● **WHAT IS BEING ASKED**: Print the entries below word for word; the pictures stay out of your copy.

(Dataset excerpt)
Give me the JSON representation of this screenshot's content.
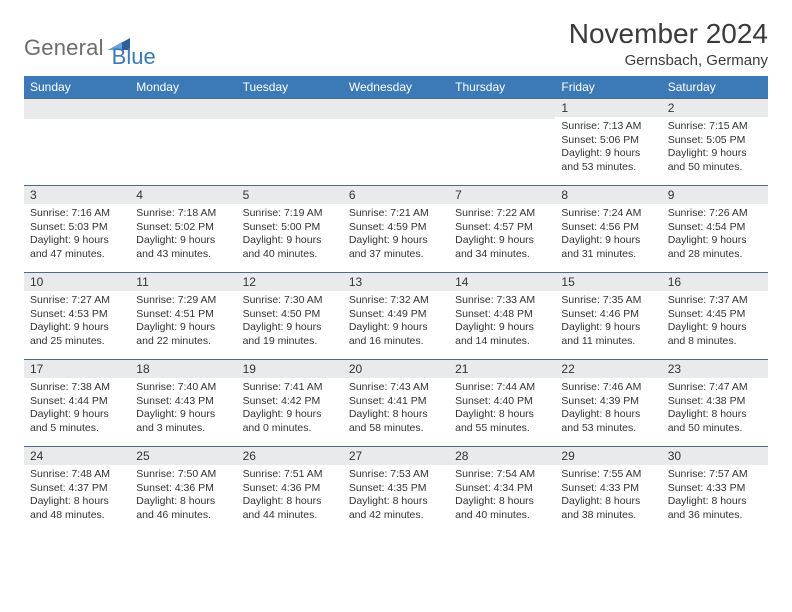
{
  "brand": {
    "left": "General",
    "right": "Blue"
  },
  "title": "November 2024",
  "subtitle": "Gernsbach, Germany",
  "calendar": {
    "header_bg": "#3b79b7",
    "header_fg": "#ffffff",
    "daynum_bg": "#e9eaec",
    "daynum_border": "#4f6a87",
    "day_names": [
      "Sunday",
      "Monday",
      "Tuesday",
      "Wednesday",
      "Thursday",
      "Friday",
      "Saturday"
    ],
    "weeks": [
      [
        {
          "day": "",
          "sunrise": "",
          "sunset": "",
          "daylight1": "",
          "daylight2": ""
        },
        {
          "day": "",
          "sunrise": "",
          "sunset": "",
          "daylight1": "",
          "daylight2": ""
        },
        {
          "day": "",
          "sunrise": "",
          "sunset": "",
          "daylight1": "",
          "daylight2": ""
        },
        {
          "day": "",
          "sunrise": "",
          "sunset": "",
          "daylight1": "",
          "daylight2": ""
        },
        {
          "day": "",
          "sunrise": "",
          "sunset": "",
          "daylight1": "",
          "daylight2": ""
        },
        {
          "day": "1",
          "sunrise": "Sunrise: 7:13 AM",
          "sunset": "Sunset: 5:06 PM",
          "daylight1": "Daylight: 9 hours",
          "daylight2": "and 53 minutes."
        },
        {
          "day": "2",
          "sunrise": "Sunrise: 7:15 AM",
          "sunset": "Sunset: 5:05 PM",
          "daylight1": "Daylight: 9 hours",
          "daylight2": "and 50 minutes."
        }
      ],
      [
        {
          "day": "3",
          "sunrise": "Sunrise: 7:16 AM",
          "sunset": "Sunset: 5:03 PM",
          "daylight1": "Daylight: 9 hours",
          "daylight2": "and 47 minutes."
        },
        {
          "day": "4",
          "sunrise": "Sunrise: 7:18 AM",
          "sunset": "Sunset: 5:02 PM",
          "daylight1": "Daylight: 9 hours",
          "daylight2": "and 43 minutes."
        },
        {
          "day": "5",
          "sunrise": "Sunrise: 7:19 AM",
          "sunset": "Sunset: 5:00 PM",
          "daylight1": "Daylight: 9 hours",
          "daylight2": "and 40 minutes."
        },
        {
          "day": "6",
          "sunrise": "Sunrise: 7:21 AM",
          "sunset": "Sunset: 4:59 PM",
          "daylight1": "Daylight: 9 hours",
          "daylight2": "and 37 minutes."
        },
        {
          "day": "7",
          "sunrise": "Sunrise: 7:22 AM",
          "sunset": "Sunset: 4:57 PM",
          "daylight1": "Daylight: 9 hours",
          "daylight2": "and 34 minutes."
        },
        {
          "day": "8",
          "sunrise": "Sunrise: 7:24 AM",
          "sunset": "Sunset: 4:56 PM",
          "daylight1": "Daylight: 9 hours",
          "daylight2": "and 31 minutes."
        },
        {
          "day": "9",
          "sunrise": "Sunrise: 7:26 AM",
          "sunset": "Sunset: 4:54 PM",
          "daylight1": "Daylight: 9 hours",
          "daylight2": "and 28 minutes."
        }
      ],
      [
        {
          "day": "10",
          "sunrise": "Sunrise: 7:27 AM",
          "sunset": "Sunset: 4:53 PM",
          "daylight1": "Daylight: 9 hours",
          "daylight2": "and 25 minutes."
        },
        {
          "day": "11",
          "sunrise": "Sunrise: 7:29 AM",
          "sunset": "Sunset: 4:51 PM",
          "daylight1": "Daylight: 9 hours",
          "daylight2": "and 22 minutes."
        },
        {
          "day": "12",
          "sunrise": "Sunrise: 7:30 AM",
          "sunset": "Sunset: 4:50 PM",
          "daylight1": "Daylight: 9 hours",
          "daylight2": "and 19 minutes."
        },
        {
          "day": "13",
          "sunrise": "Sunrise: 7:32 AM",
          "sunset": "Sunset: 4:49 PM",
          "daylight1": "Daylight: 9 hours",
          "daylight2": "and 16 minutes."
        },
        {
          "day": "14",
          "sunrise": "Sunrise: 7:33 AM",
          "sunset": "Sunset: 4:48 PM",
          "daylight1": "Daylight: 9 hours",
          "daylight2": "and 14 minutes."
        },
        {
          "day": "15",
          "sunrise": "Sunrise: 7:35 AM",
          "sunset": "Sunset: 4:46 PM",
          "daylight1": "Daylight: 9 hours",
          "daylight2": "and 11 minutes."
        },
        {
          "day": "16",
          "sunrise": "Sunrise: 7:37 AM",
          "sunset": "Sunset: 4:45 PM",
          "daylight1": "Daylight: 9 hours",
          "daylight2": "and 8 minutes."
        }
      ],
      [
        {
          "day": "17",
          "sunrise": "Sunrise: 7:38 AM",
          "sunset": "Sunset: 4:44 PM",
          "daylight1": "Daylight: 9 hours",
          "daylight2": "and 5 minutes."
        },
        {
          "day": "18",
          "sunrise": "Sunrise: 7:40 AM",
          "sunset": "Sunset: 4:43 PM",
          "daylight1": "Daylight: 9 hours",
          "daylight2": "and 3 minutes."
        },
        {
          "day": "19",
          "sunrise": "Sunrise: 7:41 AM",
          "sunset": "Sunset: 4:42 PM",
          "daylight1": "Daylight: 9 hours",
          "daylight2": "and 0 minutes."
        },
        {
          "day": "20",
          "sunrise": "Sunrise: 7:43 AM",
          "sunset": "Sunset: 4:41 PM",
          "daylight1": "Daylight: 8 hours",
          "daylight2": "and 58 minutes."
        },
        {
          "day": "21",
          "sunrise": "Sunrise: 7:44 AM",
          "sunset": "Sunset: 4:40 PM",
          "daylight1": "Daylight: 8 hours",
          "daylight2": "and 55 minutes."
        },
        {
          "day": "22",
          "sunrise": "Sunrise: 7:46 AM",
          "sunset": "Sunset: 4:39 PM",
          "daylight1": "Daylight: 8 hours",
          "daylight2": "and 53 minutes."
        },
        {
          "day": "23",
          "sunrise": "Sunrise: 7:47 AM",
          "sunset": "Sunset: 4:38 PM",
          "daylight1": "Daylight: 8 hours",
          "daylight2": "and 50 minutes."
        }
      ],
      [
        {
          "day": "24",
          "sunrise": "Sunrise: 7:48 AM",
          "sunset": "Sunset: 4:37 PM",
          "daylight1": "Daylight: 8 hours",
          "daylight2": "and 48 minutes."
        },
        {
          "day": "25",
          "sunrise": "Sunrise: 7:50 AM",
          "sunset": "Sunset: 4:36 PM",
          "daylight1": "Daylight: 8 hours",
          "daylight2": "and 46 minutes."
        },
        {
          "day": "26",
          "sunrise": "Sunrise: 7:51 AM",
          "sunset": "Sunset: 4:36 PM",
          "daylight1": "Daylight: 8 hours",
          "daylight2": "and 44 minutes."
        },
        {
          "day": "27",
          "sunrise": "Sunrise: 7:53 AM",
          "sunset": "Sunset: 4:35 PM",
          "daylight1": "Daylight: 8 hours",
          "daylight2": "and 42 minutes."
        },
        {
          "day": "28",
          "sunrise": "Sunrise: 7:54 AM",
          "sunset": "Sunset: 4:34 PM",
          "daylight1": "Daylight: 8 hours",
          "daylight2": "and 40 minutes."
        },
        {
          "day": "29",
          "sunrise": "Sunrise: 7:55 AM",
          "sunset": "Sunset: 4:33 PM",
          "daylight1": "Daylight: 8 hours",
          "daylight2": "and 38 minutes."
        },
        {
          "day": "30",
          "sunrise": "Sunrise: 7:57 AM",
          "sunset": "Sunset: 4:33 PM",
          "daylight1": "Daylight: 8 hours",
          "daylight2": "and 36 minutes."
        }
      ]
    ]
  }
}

● **FULL OUTPUT**:
Give me the JSON representation of this screenshot's content.
{
  "brand": {
    "left": "General",
    "right": "Blue"
  },
  "title": "November 2024",
  "subtitle": "Gernsbach, Germany",
  "calendar": {
    "header_bg": "#3b79b7",
    "header_fg": "#ffffff",
    "daynum_bg": "#e9eaec",
    "daynum_border": "#4f6a87",
    "day_names": [
      "Sunday",
      "Monday",
      "Tuesday",
      "Wednesday",
      "Thursday",
      "Friday",
      "Saturday"
    ],
    "weeks": [
      [
        {
          "day": "",
          "sunrise": "",
          "sunset": "",
          "daylight1": "",
          "daylight2": ""
        },
        {
          "day": "",
          "sunrise": "",
          "sunset": "",
          "daylight1": "",
          "daylight2": ""
        },
        {
          "day": "",
          "sunrise": "",
          "sunset": "",
          "daylight1": "",
          "daylight2": ""
        },
        {
          "day": "",
          "sunrise": "",
          "sunset": "",
          "daylight1": "",
          "daylight2": ""
        },
        {
          "day": "",
          "sunrise": "",
          "sunset": "",
          "daylight1": "",
          "daylight2": ""
        },
        {
          "day": "1",
          "sunrise": "Sunrise: 7:13 AM",
          "sunset": "Sunset: 5:06 PM",
          "daylight1": "Daylight: 9 hours",
          "daylight2": "and 53 minutes."
        },
        {
          "day": "2",
          "sunrise": "Sunrise: 7:15 AM",
          "sunset": "Sunset: 5:05 PM",
          "daylight1": "Daylight: 9 hours",
          "daylight2": "and 50 minutes."
        }
      ],
      [
        {
          "day": "3",
          "sunrise": "Sunrise: 7:16 AM",
          "sunset": "Sunset: 5:03 PM",
          "daylight1": "Daylight: 9 hours",
          "daylight2": "and 47 minutes."
        },
        {
          "day": "4",
          "sunrise": "Sunrise: 7:18 AM",
          "sunset": "Sunset: 5:02 PM",
          "daylight1": "Daylight: 9 hours",
          "daylight2": "and 43 minutes."
        },
        {
          "day": "5",
          "sunrise": "Sunrise: 7:19 AM",
          "sunset": "Sunset: 5:00 PM",
          "daylight1": "Daylight: 9 hours",
          "daylight2": "and 40 minutes."
        },
        {
          "day": "6",
          "sunrise": "Sunrise: 7:21 AM",
          "sunset": "Sunset: 4:59 PM",
          "daylight1": "Daylight: 9 hours",
          "daylight2": "and 37 minutes."
        },
        {
          "day": "7",
          "sunrise": "Sunrise: 7:22 AM",
          "sunset": "Sunset: 4:57 PM",
          "daylight1": "Daylight: 9 hours",
          "daylight2": "and 34 minutes."
        },
        {
          "day": "8",
          "sunrise": "Sunrise: 7:24 AM",
          "sunset": "Sunset: 4:56 PM",
          "daylight1": "Daylight: 9 hours",
          "daylight2": "and 31 minutes."
        },
        {
          "day": "9",
          "sunrise": "Sunrise: 7:26 AM",
          "sunset": "Sunset: 4:54 PM",
          "daylight1": "Daylight: 9 hours",
          "daylight2": "and 28 minutes."
        }
      ],
      [
        {
          "day": "10",
          "sunrise": "Sunrise: 7:27 AM",
          "sunset": "Sunset: 4:53 PM",
          "daylight1": "Daylight: 9 hours",
          "daylight2": "and 25 minutes."
        },
        {
          "day": "11",
          "sunrise": "Sunrise: 7:29 AM",
          "sunset": "Sunset: 4:51 PM",
          "daylight1": "Daylight: 9 hours",
          "daylight2": "and 22 minutes."
        },
        {
          "day": "12",
          "sunrise": "Sunrise: 7:30 AM",
          "sunset": "Sunset: 4:50 PM",
          "daylight1": "Daylight: 9 hours",
          "daylight2": "and 19 minutes."
        },
        {
          "day": "13",
          "sunrise": "Sunrise: 7:32 AM",
          "sunset": "Sunset: 4:49 PM",
          "daylight1": "Daylight: 9 hours",
          "daylight2": "and 16 minutes."
        },
        {
          "day": "14",
          "sunrise": "Sunrise: 7:33 AM",
          "sunset": "Sunset: 4:48 PM",
          "daylight1": "Daylight: 9 hours",
          "daylight2": "and 14 minutes."
        },
        {
          "day": "15",
          "sunrise": "Sunrise: 7:35 AM",
          "sunset": "Sunset: 4:46 PM",
          "daylight1": "Daylight: 9 hours",
          "daylight2": "and 11 minutes."
        },
        {
          "day": "16",
          "sunrise": "Sunrise: 7:37 AM",
          "sunset": "Sunset: 4:45 PM",
          "daylight1": "Daylight: 9 hours",
          "daylight2": "and 8 minutes."
        }
      ],
      [
        {
          "day": "17",
          "sunrise": "Sunrise: 7:38 AM",
          "sunset": "Sunset: 4:44 PM",
          "daylight1": "Daylight: 9 hours",
          "daylight2": "and 5 minutes."
        },
        {
          "day": "18",
          "sunrise": "Sunrise: 7:40 AM",
          "sunset": "Sunset: 4:43 PM",
          "daylight1": "Daylight: 9 hours",
          "daylight2": "and 3 minutes."
        },
        {
          "day": "19",
          "sunrise": "Sunrise: 7:41 AM",
          "sunset": "Sunset: 4:42 PM",
          "daylight1": "Daylight: 9 hours",
          "daylight2": "and 0 minutes."
        },
        {
          "day": "20",
          "sunrise": "Sunrise: 7:43 AM",
          "sunset": "Sunset: 4:41 PM",
          "daylight1": "Daylight: 8 hours",
          "daylight2": "and 58 minutes."
        },
        {
          "day": "21",
          "sunrise": "Sunrise: 7:44 AM",
          "sunset": "Sunset: 4:40 PM",
          "daylight1": "Daylight: 8 hours",
          "daylight2": "and 55 minutes."
        },
        {
          "day": "22",
          "sunrise": "Sunrise: 7:46 AM",
          "sunset": "Sunset: 4:39 PM",
          "daylight1": "Daylight: 8 hours",
          "daylight2": "and 53 minutes."
        },
        {
          "day": "23",
          "sunrise": "Sunrise: 7:47 AM",
          "sunset": "Sunset: 4:38 PM",
          "daylight1": "Daylight: 8 hours",
          "daylight2": "and 50 minutes."
        }
      ],
      [
        {
          "day": "24",
          "sunrise": "Sunrise: 7:48 AM",
          "sunset": "Sunset: 4:37 PM",
          "daylight1": "Daylight: 8 hours",
          "daylight2": "and 48 minutes."
        },
        {
          "day": "25",
          "sunrise": "Sunrise: 7:50 AM",
          "sunset": "Sunset: 4:36 PM",
          "daylight1": "Daylight: 8 hours",
          "daylight2": "and 46 minutes."
        },
        {
          "day": "26",
          "sunrise": "Sunrise: 7:51 AM",
          "sunset": "Sunset: 4:36 PM",
          "daylight1": "Daylight: 8 hours",
          "daylight2": "and 44 minutes."
        },
        {
          "day": "27",
          "sunrise": "Sunrise: 7:53 AM",
          "sunset": "Sunset: 4:35 PM",
          "daylight1": "Daylight: 8 hours",
          "daylight2": "and 42 minutes."
        },
        {
          "day": "28",
          "sunrise": "Sunrise: 7:54 AM",
          "sunset": "Sunset: 4:34 PM",
          "daylight1": "Daylight: 8 hours",
          "daylight2": "and 40 minutes."
        },
        {
          "day": "29",
          "sunrise": "Sunrise: 7:55 AM",
          "sunset": "Sunset: 4:33 PM",
          "daylight1": "Daylight: 8 hours",
          "daylight2": "and 38 minutes."
        },
        {
          "day": "30",
          "sunrise": "Sunrise: 7:57 AM",
          "sunset": "Sunset: 4:33 PM",
          "daylight1": "Daylight: 8 hours",
          "daylight2": "and 36 minutes."
        }
      ]
    ]
  }
}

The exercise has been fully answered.